[Records from a collection]

⁂

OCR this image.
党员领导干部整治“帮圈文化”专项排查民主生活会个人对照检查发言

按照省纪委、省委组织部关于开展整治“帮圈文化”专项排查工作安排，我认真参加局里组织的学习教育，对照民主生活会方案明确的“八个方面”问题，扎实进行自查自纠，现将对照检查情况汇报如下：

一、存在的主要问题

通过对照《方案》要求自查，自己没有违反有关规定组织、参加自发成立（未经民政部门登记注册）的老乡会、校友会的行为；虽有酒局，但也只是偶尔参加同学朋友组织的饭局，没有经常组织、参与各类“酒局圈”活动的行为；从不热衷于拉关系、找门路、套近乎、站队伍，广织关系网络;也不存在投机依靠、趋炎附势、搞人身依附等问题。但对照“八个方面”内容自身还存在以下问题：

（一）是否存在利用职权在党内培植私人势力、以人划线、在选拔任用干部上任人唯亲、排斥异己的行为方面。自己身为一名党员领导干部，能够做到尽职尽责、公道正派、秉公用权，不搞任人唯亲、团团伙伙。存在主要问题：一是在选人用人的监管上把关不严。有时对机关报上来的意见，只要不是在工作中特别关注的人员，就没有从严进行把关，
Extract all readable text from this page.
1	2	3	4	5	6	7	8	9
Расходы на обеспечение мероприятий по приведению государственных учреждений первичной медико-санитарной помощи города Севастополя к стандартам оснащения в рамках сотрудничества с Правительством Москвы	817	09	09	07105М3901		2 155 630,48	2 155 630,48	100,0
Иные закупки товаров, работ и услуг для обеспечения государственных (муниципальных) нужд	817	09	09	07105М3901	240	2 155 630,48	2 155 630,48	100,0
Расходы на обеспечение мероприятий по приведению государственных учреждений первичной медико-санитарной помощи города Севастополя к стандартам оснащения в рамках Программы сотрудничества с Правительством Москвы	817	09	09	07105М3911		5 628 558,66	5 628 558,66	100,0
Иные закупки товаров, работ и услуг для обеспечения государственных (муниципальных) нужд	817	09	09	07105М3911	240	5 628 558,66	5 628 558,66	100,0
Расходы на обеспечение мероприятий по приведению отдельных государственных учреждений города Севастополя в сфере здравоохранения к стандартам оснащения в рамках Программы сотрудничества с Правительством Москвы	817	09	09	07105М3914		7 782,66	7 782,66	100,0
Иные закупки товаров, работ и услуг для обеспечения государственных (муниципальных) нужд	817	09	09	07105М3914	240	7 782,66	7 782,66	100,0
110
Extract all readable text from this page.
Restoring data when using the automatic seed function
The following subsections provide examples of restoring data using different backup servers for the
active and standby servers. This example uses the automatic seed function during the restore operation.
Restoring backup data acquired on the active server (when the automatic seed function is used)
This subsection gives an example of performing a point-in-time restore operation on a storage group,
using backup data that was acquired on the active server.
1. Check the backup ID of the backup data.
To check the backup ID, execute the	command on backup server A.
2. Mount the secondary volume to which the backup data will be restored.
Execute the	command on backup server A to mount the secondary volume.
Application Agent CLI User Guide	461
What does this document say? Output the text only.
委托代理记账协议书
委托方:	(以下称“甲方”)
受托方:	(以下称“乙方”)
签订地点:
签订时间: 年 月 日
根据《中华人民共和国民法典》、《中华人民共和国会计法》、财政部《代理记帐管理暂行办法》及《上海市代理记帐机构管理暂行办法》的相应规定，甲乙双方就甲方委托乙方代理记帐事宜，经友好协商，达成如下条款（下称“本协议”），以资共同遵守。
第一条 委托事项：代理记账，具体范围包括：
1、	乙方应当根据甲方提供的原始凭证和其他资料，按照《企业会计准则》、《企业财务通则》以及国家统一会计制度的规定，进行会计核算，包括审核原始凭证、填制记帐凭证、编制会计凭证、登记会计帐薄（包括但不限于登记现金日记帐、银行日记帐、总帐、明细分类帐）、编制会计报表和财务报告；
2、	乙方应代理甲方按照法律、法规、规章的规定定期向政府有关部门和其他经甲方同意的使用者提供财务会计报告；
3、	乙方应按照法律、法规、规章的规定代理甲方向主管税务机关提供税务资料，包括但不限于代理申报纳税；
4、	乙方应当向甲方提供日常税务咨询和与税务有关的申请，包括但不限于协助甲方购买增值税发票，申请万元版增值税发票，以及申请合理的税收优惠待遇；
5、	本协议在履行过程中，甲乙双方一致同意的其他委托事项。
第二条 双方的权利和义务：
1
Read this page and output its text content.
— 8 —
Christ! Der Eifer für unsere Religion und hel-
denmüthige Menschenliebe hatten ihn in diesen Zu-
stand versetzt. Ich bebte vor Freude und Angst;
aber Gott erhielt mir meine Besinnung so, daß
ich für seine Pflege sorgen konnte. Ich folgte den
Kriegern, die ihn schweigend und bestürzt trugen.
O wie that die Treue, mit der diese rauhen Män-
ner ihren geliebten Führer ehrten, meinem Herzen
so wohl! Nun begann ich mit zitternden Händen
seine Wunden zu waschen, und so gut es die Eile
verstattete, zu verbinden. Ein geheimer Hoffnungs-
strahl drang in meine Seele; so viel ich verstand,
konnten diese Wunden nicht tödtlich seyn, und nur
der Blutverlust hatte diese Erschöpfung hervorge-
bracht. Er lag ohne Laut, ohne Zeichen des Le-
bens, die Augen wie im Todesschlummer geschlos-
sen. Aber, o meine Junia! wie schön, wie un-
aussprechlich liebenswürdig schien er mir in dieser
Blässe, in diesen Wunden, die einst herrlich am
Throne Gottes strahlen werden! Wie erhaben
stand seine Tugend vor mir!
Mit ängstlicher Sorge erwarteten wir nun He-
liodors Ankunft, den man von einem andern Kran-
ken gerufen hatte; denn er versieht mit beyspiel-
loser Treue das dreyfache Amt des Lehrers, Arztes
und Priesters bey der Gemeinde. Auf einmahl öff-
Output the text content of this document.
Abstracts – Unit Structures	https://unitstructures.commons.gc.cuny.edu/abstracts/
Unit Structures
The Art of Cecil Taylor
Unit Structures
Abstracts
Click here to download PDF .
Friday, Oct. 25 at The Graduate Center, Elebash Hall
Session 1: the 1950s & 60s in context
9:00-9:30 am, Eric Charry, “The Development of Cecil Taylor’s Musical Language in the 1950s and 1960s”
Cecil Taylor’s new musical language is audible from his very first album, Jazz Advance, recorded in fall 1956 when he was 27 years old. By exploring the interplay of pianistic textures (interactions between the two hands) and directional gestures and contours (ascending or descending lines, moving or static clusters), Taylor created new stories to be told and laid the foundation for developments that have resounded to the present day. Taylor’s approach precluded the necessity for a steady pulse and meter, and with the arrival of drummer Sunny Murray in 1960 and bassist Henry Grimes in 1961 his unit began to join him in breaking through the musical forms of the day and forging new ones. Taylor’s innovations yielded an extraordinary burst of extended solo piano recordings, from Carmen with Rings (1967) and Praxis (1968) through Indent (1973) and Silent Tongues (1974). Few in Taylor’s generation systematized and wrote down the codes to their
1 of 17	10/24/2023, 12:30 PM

⁂

• _Required task_:
Identify how many lines in the entries above include the string "diesen", then state that number alone.

• _Exercise response_:
2